§ **Stated problem**
Return each line of the data below verbatim; pictures are to be left out.

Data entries
>>>>

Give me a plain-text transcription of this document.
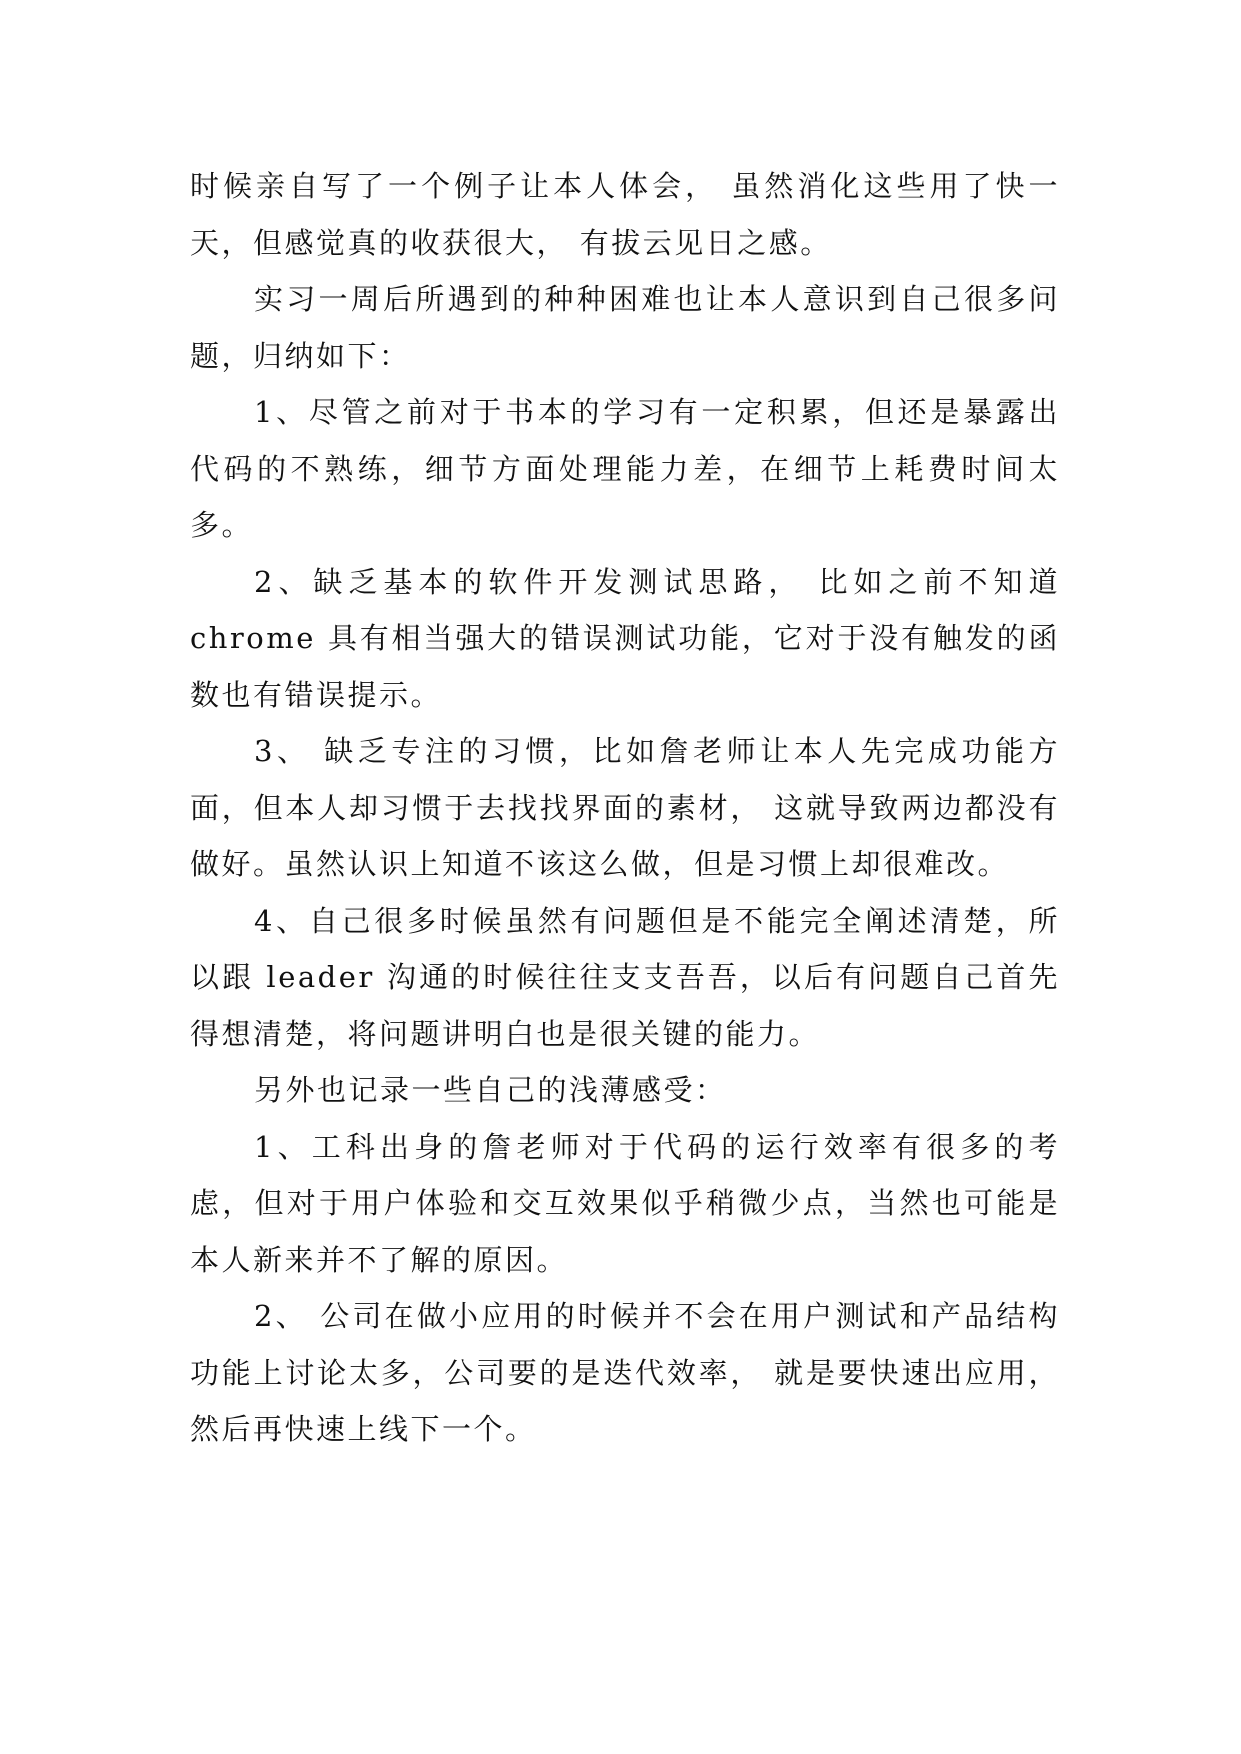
时候亲自写了一个例子让本人体会， 虽然消化这些用了快一天，但感觉真的收获很大， 有拔云见日之感。

实习一周后所遇到的种种困难也让本人意识到自己很多问题，归纳如下：

1、尽管之前对于书本的学习有一定积累，但还是暴露出代码的不熟练，细节方面处理能力差，在细节上耗费时间太多。

2、缺乏基本的软件开发测试思路， 比如之前不知道 chrome 具有相当强大的错误测试功能，它对于没有触发的函数也有错误提示。

3、 缺乏专注的习惯，比如詹老师让本人先完成功能方面，但本人却习惯于去找找界面的素材， 这就导致两边都没有做好。虽然认识上知道不该这么做，但是习惯上却很难改。

4、自己很多时候虽然有问题但是不能完全阐述清楚，所以跟 leader 沟通的时候往往支支吾吾，以后有问题自己首先得想清楚，将问题讲明白也是很关键的能力。

另外也记录一些自己的浅薄感受：

1、工科出身的詹老师对于代码的运行效率有很多的考虑，但对于用户体验和交互效果似乎稍微少点，当然也可能是本人新来并不了解的原因。

2、 公司在做小应用的时候并不会在用户测试和产品结构功能上讨论太多，公司要的是迭代效率， 就是要快速出应用，然后再快速上线下一个。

<<<<

§ **Exercise solution**
Give me a plain-text transcription of this document.
时候亲自写了一个例子让本人体会， 虽然消化这些用了快一天，但感觉真的收获很大， 有拔云见日之感。

实习一周后所遇到的种种困难也让本人意识到自己很多问题，归纳如下：

1、尽管之前对于书本的学习有一定积累，但还是暴露出代码的不熟练，细节方面处理能力差，在细节上耗费时间太多。

2、缺乏基本的软件开发测试思路， 比如之前不知道 chrome 具有相当强大的错误测试功能，它对于没有触发的函数也有错误提示。

3、 缺乏专注的习惯，比如詹老师让本人先完成功能方面，但本人却习惯于去找找界面的素材， 这就导致两边都没有做好。虽然认识上知道不该这么做，但是习惯上却很难改。

4、自己很多时候虽然有问题但是不能完全阐述清楚，所以跟 leader 沟通的时候往往支支吾吾，以后有问题自己首先得想清楚，将问题讲明白也是很关键的能力。

另外也记录一些自己的浅薄感受：

1、工科出身的詹老师对于代码的运行效率有很多的考虑，但对于用户体验和交互效果似乎稍微少点，当然也可能是本人新来并不了解的原因。

2、 公司在做小应用的时候并不会在用户测试和产品结构功能上讨论太多，公司要的是迭代效率， 就是要快速出应用，然后再快速上线下一个。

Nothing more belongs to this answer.